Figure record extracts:

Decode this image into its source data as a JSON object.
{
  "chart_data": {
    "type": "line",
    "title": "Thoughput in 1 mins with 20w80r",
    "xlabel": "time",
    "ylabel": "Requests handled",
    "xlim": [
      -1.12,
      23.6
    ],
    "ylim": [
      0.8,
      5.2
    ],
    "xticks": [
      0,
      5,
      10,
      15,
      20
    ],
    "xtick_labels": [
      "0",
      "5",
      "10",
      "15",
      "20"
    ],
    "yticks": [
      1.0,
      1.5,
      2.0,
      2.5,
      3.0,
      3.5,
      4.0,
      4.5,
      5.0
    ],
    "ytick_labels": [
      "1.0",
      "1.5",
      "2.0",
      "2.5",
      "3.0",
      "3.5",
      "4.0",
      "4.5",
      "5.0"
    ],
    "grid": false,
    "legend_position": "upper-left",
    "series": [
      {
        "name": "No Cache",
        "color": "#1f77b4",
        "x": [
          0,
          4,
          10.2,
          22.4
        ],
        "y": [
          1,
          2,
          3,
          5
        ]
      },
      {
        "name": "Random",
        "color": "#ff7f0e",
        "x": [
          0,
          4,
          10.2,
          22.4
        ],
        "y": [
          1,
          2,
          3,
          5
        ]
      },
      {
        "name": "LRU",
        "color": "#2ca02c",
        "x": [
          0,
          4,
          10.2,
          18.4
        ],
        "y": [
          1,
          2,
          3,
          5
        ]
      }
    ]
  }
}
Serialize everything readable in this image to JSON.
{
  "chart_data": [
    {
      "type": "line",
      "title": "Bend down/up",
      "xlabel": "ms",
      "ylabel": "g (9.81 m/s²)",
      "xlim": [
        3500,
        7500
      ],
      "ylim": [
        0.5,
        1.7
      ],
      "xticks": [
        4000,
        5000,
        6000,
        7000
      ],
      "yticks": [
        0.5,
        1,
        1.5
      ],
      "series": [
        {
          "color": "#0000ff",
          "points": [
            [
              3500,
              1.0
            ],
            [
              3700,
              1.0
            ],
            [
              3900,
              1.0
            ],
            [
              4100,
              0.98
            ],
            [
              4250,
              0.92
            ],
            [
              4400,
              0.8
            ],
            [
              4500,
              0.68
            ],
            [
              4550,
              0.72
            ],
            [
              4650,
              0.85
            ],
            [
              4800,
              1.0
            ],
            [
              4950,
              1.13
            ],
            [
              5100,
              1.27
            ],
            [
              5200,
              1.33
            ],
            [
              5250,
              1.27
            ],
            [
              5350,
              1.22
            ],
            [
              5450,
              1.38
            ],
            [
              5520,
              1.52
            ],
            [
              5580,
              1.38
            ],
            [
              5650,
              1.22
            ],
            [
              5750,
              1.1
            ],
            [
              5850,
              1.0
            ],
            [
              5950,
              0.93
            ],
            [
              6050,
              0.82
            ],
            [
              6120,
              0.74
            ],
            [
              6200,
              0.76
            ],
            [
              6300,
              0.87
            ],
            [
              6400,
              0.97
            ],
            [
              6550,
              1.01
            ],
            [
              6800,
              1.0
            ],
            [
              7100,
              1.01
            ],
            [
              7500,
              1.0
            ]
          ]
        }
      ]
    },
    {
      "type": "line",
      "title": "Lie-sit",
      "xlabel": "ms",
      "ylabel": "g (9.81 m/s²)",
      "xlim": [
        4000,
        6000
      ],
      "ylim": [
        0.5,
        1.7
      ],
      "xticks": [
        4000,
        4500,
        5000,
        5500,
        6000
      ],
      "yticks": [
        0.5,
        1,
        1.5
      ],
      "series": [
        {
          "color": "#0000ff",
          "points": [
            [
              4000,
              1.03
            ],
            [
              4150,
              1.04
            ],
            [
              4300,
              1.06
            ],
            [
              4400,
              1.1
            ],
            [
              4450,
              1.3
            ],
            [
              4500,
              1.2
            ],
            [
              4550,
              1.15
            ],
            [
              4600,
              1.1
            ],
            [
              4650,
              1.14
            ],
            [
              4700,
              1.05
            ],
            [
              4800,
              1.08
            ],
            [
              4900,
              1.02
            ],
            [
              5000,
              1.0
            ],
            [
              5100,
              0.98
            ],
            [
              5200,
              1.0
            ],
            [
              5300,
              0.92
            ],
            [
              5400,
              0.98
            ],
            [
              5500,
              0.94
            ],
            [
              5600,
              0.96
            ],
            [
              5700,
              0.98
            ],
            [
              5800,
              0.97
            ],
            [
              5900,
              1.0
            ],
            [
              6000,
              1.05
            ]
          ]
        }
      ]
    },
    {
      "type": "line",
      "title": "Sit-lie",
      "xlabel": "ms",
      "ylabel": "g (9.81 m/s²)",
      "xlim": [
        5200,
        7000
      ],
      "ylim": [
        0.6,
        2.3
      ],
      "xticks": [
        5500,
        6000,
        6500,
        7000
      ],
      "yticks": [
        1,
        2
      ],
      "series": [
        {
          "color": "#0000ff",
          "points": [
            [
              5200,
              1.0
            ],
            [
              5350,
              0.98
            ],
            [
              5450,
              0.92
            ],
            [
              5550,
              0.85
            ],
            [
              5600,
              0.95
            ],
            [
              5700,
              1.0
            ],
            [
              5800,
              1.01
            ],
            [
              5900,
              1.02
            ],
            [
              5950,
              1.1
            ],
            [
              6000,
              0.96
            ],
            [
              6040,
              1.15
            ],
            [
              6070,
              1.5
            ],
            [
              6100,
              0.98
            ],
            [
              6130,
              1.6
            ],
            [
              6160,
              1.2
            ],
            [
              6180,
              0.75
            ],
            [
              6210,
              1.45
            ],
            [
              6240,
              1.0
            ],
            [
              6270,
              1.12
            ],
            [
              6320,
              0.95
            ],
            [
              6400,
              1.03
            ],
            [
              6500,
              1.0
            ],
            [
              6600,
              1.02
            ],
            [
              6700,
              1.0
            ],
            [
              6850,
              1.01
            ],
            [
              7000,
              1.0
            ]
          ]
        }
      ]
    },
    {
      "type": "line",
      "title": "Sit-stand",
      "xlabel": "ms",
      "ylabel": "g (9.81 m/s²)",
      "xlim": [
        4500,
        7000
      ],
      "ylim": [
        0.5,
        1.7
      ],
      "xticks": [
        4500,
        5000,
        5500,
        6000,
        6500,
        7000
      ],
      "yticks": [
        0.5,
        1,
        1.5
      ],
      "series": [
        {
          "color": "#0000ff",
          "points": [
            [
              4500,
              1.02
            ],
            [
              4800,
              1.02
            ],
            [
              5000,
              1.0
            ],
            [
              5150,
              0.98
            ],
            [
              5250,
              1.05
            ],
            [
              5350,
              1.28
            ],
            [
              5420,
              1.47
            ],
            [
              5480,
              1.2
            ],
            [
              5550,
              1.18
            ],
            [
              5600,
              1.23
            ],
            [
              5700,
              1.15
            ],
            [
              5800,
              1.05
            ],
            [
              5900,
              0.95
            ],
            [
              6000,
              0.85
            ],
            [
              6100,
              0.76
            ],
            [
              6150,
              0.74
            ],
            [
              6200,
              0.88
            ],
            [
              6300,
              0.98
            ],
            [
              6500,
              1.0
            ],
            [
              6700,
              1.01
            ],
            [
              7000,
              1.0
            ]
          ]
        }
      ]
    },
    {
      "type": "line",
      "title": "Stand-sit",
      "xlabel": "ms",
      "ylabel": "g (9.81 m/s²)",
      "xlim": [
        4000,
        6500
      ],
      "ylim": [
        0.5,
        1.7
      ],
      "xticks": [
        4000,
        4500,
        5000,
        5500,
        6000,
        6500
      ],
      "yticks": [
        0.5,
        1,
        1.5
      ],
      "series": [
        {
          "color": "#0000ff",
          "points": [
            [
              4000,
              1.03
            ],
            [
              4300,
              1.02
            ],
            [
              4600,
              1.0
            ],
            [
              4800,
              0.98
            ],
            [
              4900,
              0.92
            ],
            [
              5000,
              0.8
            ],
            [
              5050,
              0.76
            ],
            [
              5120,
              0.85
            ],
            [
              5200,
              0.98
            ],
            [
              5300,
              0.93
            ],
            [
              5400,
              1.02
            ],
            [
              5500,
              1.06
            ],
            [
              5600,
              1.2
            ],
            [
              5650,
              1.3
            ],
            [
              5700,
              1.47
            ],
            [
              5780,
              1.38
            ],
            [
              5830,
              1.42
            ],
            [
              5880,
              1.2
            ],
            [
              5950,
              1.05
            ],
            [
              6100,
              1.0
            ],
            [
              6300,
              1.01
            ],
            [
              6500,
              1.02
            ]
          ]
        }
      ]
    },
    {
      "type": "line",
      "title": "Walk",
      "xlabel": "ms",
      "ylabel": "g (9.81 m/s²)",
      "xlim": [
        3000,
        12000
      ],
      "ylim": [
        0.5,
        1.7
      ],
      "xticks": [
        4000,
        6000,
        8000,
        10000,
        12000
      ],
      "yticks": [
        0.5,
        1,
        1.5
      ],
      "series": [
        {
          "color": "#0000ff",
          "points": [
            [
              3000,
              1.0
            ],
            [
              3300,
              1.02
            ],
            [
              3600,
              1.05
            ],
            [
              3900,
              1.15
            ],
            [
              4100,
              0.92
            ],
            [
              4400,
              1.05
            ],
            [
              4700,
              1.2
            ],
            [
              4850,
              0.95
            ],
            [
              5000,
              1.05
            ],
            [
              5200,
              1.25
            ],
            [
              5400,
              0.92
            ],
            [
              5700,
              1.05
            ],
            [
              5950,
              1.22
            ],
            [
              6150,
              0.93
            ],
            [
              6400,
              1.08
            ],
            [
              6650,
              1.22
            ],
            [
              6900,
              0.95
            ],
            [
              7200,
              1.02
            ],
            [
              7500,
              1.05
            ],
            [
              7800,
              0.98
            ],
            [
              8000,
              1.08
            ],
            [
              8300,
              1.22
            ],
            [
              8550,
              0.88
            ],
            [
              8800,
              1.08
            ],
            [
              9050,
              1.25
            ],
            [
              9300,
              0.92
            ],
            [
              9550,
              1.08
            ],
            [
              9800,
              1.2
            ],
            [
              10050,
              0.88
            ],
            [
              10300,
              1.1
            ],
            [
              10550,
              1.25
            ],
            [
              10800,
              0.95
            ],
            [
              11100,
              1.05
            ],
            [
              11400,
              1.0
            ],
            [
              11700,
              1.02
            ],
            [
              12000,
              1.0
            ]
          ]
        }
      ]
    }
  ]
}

» WHAT YOU NEED TO DO: Find every line with "image" in the listing and state how many there are, nothing else.

» EXERCISE RESULT: 2